### Goal:
Verbatim output of all the material below is required.

Recorded data
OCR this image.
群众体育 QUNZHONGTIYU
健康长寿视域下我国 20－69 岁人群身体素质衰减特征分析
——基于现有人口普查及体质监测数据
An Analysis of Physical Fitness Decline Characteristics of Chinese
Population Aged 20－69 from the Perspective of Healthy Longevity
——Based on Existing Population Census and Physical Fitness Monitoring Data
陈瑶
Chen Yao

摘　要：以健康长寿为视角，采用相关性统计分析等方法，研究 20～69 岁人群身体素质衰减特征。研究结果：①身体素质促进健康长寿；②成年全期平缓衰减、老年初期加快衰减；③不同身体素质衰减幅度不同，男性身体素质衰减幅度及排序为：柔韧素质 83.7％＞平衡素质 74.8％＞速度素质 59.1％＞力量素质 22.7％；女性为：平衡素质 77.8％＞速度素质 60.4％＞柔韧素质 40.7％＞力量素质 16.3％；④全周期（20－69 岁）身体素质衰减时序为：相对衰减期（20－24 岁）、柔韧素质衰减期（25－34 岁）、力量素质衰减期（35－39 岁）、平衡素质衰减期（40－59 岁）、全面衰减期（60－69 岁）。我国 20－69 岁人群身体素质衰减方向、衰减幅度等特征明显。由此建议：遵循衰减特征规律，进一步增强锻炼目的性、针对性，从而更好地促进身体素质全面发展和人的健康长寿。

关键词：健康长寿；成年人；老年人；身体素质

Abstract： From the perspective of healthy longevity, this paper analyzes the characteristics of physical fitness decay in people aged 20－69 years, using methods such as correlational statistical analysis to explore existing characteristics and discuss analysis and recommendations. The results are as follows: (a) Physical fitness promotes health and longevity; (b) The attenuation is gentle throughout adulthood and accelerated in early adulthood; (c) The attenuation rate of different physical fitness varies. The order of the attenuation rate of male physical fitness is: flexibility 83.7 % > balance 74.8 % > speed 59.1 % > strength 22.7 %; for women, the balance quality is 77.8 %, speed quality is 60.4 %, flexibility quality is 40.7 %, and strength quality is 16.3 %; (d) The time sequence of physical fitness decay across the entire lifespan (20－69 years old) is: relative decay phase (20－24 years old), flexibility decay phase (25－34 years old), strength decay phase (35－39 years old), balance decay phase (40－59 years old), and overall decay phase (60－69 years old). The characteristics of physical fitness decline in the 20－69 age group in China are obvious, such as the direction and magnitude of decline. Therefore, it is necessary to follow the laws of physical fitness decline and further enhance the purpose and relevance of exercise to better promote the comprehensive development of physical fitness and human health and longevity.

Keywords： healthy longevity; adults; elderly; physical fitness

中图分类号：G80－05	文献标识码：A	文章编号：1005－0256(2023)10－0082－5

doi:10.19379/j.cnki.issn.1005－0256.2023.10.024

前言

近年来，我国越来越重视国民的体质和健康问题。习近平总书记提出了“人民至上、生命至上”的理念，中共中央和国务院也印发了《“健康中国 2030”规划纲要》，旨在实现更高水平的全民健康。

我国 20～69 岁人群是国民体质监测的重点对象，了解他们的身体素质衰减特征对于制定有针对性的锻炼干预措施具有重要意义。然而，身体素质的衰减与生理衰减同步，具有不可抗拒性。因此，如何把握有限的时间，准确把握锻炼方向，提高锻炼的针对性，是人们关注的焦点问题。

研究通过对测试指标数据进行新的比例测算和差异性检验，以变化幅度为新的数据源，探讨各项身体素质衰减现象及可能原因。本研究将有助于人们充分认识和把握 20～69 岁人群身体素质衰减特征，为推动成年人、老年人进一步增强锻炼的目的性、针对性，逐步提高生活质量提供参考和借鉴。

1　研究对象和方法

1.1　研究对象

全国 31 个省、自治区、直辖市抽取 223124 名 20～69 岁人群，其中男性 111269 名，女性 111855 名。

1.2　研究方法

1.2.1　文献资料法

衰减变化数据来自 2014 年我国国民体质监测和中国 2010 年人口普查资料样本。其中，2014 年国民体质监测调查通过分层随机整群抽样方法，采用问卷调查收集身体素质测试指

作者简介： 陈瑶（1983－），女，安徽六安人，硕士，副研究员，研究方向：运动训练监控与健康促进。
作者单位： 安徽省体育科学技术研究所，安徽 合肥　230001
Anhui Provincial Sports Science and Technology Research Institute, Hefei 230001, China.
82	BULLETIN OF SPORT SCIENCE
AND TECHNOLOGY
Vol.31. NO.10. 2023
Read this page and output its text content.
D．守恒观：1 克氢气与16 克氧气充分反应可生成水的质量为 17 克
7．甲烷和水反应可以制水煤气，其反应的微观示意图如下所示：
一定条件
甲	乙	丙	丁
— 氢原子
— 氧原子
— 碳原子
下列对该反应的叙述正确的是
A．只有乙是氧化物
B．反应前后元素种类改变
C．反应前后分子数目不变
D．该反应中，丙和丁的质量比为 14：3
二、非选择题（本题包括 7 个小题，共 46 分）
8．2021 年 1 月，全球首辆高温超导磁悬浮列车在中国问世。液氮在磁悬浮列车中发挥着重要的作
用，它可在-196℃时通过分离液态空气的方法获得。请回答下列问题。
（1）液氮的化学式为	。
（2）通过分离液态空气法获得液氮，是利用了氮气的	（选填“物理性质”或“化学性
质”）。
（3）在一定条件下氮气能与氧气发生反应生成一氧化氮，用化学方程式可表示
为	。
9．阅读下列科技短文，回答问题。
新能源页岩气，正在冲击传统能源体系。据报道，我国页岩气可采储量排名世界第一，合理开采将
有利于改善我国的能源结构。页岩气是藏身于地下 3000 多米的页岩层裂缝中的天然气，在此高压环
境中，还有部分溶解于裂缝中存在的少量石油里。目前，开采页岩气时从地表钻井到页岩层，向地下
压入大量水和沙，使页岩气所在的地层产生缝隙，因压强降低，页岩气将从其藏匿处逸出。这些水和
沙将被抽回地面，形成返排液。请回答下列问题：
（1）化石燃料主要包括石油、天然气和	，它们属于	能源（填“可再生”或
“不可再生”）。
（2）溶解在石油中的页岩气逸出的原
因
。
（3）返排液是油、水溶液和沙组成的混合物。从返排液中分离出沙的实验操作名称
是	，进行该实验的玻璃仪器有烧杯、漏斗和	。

### Written solution:
OCR this image.
群众体育 QUNZHONGTIYU
健康长寿视域下我国 20－69 岁人群身体素质衰减特征分析
——基于现有人口普查及体质监测数据
An Analysis of Physical Fitness Decline Characteristics of Chinese
Population Aged 20－69 from the Perspective of Healthy Longevity
——Based on Existing Population Census and Physical Fitness Monitoring Data
陈瑶
Chen Yao

摘　要：以健康长寿为视角，采用相关性统计分析等方法，研究 20～69 岁人群身体素质衰减特征。研究结果：①身体素质促进健康长寿；②成年全期平缓衰减、老年初期加快衰减；③不同身体素质衰减幅度不同，男性身体素质衰减幅度及排序为：柔韧素质 83.7％＞平衡素质 74.8％＞速度素质 59.1％＞力量素质 22.7％；女性为：平衡素质 77.8％＞速度素质 60.4％＞柔韧素质 40.7％＞力量素质 16.3％；④全周期（20－69 岁）身体素质衰减时序为：相对衰减期（20－24 岁）、柔韧素质衰减期（25－34 岁）、力量素质衰减期（35－39 岁）、平衡素质衰减期（40－59 岁）、全面衰减期（60－69 岁）。我国 20－69 岁人群身体素质衰减方向、衰减幅度等特征明显。由此建议：遵循衰减特征规律，进一步增强锻炼目的性、针对性，从而更好地促进身体素质全面发展和人的健康长寿。

关键词：健康长寿；成年人；老年人；身体素质

Abstract： From the perspective of healthy longevity, this paper analyzes the characteristics of physical fitness decay in people aged 20－69 years, using methods such as correlational statistical analysis to explore existing characteristics and discuss analysis and recommendations. The results are as follows: (a) Physical fitness promotes health and longevity; (b) The attenuation is gentle throughout adulthood and accelerated in early adulthood; (c) The attenuation rate of different physical fitness varies. The order of the attenuation rate of male physical fitness is: flexibility 83.7 % > balance 74.8 % > speed 59.1 % > strength 22.7 %; for women, the balance quality is 77.8 %, speed quality is 60.4 %, flexibility quality is 40.7 %, and strength quality is 16.3 %; (d) The time sequence of physical fitness decay across the entire lifespan (20－69 years old) is: relative decay phase (20－24 years old), flexibility decay phase (25－34 years old), strength decay phase (35－39 years old), balance decay phase (40－59 years old), and overall decay phase (60－69 years old). The characteristics of physical fitness decline in the 20－69 age group in China are obvious, such as the direction and magnitude of decline. Therefore, it is necessary to follow the laws of physical fitness decline and further enhance the purpose and relevance of exercise to better promote the comprehensive development of physical fitness and human health and longevity.

Keywords： healthy longevity; adults; elderly; physical fitness

中图分类号：G80－05	文献标识码：A	文章编号：1005－0256(2023)10－0082－5

doi:10.19379/j.cnki.issn.1005－0256.2023.10.024

前言

近年来，我国越来越重视国民的体质和健康问题。习近平总书记提出了“人民至上、生命至上”的理念，中共中央和国务院也印发了《“健康中国 2030”规划纲要》，旨在实现更高水平的全民健康。

我国 20～69 岁人群是国民体质监测的重点对象，了解他们的身体素质衰减特征对于制定有针对性的锻炼干预措施具有重要意义。然而，身体素质的衰减与生理衰减同步，具有不可抗拒性。因此，如何把握有限的时间，准确把握锻炼方向，提高锻炼的针对性，是人们关注的焦点问题。

研究通过对测试指标数据进行新的比例测算和差异性检验，以变化幅度为新的数据源，探讨各项身体素质衰减现象及可能原因。本研究将有助于人们充分认识和把握 20～69 岁人群身体素质衰减特征，为推动成年人、老年人进一步增强锻炼的目的性、针对性，逐步提高生活质量提供参考和借鉴。

1　研究对象和方法

1.1　研究对象

全国 31 个省、自治区、直辖市抽取 223124 名 20～69 岁人群，其中男性 111269 名，女性 111855 名。

1.2　研究方法

1.2.1　文献资料法

衰减变化数据来自 2014 年我国国民体质监测和中国 2010 年人口普查资料样本。其中，2014 年国民体质监测调查通过分层随机整群抽样方法，采用问卷调查收集身体素质测试指

作者简介： 陈瑶（1983－），女，安徽六安人，硕士，副研究员，研究方向：运动训练监控与健康促进。
作者单位： 安徽省体育科学技术研究所，安徽 合肥　230001
Anhui Provincial Sports Science and Technology Research Institute, Hefei 230001, China.
82	BULLETIN OF SPORT SCIENCE
AND TECHNOLOGY
Vol.31. NO.10. 2023
Read this page and output its text content.
D．守恒观：1 克氢气与16 克氧气充分反应可生成水的质量为 17 克
7．甲烷和水反应可以制水煤气，其反应的微观示意图如下所示：
一定条件
甲	乙	丙	丁
— 氢原子
— 氧原子
— 碳原子
下列对该反应的叙述正确的是
A．只有乙是氧化物
B．反应前后元素种类改变
C．反应前后分子数目不变
D．该反应中，丙和丁的质量比为 14：3
二、非选择题（本题包括 7 个小题，共 46 分）
8．2021 年 1 月，全球首辆高温超导磁悬浮列车在中国问世。液氮在磁悬浮列车中发挥着重要的作
用，它可在-196℃时通过分离液态空气的方法获得。请回答下列问题。
（1）液氮的化学式为	。
（2）通过分离液态空气法获得液氮，是利用了氮气的	（选填“物理性质”或“化学性
质”）。
（3）在一定条件下氮气能与氧气发生反应生成一氧化氮，用化学方程式可表示
为	。
9．阅读下列科技短文，回答问题。
新能源页岩气，正在冲击传统能源体系。据报道，我国页岩气可采储量排名世界第一，合理开采将
有利于改善我国的能源结构。页岩气是藏身于地下 3000 多米的页岩层裂缝中的天然气，在此高压环
境中，还有部分溶解于裂缝中存在的少量石油里。目前，开采页岩气时从地表钻井到页岩层，向地下
压入大量水和沙，使页岩气所在的地层产生缝隙，因压强降低，页岩气将从其藏匿处逸出。这些水和
沙将被抽回地面，形成返排液。请回答下列问题：
（1）化石燃料主要包括石油、天然气和	，它们属于	能源（填“可再生”或
“不可再生”）。
（2）溶解在石油中的页岩气逸出的原
因
。
（3）返排液是油、水溶液和沙组成的混合物。从返排液中分离出沙的实验操作名称
是	，进行该实验的玻璃仪器有烧杯、漏斗和	。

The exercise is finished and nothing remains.